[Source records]
━━━━━━━━━━

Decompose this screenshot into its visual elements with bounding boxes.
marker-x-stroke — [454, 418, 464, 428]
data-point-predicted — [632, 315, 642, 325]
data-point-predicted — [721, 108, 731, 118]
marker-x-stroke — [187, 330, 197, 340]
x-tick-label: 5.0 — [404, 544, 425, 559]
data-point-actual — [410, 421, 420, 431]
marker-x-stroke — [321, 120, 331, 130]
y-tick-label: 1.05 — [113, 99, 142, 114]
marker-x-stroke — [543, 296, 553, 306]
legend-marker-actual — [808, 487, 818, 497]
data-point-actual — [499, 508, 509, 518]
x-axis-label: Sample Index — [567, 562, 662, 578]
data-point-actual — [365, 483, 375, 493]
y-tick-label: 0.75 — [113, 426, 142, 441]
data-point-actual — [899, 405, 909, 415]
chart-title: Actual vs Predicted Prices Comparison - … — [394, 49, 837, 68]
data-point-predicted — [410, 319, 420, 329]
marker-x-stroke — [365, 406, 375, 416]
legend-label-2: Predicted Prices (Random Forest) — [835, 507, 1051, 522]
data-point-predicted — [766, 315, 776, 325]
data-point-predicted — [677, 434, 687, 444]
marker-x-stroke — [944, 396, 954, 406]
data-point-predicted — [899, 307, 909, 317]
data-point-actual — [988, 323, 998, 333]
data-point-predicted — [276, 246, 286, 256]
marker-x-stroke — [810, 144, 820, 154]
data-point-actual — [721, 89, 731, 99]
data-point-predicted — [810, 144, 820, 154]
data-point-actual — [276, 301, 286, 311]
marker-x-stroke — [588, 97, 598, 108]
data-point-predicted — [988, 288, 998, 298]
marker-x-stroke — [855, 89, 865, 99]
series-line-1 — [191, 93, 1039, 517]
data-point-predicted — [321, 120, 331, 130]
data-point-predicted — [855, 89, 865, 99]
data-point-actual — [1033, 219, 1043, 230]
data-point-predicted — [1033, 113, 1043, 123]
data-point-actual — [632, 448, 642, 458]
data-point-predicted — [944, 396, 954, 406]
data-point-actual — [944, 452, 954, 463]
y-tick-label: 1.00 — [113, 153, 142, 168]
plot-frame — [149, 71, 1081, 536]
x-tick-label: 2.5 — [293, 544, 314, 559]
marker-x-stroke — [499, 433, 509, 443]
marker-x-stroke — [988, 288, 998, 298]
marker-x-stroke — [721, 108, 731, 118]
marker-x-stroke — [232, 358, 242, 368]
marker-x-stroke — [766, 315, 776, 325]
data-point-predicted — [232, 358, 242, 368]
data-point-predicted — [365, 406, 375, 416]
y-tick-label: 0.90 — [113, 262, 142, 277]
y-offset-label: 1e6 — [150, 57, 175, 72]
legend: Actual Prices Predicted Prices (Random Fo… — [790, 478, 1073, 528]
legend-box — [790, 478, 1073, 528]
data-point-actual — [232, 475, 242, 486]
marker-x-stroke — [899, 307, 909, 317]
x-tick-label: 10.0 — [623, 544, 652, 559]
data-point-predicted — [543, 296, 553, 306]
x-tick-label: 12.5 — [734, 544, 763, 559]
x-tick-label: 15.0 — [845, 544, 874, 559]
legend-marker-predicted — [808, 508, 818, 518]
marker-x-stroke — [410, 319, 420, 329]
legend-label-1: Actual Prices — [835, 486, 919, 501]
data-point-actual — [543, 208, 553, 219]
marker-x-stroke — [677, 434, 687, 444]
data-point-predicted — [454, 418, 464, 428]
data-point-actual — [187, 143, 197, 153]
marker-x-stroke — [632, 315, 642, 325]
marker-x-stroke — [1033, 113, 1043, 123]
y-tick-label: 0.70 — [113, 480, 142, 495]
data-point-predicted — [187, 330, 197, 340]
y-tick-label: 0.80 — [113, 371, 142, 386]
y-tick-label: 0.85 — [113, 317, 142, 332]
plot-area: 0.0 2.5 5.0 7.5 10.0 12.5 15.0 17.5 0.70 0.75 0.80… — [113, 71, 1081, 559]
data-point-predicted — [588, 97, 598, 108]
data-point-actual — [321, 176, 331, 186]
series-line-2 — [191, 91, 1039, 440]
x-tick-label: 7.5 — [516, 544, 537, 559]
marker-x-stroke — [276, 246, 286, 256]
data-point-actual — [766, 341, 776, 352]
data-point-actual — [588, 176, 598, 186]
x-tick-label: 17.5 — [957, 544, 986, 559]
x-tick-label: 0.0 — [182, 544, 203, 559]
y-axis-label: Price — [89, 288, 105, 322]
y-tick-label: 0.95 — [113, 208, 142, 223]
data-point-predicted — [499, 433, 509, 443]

━━━━━━━━━━

Select every row above that contains the string "plot", treating uppercase and lowercase letters as different.

• Expected answer:
plot-frame — [149, 71, 1081, 536]
plot-area: 0.0 2.5 5.0 7.5 10.0 12.5 15.0 17.5 0.70 0.75 0.80… — [113, 71, 1081, 559]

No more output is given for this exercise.